Problem description – Look for the string "this" and copy every line that has it.
START Material supplied
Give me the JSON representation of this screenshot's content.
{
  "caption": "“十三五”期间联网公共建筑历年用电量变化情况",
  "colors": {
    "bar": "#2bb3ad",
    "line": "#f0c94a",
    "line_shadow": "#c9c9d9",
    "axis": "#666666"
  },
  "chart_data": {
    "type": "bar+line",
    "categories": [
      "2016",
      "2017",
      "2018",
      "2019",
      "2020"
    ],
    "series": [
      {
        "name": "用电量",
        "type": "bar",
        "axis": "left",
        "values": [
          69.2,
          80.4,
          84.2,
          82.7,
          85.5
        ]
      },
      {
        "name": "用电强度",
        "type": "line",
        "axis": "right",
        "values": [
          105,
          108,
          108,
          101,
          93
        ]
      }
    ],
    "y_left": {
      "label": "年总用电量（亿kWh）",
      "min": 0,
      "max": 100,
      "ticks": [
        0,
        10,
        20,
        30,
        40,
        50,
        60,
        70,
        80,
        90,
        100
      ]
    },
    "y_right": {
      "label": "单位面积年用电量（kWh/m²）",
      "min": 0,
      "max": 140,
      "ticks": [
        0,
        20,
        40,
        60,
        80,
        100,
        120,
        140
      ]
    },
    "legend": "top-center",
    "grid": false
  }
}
END Material supplied
START Material supplied
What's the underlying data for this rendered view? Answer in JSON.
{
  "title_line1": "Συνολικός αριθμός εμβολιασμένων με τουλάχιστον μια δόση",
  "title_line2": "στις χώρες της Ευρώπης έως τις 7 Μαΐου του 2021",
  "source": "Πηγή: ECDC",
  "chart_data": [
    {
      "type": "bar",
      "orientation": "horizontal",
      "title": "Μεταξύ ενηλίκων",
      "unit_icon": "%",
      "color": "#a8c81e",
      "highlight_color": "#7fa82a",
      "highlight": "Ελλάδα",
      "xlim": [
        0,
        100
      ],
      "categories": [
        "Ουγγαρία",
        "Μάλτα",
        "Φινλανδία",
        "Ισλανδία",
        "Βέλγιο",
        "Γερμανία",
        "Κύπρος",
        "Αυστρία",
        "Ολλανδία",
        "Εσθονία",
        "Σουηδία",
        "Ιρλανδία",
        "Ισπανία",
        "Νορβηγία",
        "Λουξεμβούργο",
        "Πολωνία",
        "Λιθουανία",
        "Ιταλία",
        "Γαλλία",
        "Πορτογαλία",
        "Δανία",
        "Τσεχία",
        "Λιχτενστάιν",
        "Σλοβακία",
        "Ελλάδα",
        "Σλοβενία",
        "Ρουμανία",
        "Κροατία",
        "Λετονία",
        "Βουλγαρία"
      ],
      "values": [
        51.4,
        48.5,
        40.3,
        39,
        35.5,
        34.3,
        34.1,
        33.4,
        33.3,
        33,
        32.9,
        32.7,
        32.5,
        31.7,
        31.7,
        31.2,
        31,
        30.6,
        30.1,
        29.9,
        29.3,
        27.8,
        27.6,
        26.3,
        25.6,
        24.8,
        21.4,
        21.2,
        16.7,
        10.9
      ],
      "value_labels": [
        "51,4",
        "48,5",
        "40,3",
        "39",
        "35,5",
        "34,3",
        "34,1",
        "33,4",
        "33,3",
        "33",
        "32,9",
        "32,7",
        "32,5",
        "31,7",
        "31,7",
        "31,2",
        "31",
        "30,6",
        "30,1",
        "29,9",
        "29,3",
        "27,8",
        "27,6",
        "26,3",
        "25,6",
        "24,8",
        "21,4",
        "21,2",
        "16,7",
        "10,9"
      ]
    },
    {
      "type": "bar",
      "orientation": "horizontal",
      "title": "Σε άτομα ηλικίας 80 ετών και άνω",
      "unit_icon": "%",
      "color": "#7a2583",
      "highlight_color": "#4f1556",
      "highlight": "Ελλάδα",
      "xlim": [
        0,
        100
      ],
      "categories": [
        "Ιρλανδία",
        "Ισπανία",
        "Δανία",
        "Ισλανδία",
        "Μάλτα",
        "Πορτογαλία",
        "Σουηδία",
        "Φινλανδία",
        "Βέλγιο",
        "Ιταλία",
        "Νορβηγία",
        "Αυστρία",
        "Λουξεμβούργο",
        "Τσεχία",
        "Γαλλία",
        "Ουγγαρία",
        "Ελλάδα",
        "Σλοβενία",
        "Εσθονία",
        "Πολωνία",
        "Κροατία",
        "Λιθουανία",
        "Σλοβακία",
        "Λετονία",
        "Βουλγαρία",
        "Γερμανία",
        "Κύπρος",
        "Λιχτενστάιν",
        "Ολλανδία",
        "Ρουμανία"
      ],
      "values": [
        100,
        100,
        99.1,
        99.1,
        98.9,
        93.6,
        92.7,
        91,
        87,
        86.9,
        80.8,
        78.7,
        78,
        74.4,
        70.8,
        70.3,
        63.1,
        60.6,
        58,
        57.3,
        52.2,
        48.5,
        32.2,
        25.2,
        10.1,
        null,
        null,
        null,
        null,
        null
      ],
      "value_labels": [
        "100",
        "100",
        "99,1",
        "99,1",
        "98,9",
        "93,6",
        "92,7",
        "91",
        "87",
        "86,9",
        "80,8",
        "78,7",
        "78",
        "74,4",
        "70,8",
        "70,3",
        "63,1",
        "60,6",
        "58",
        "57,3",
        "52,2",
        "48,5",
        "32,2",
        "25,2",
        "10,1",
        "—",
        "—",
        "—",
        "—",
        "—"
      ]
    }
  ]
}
END Material supplied
Exercise response –
Give me the JSON representation of this screenshot's content.
What's the underlying data for this rendered view? Answer in JSON.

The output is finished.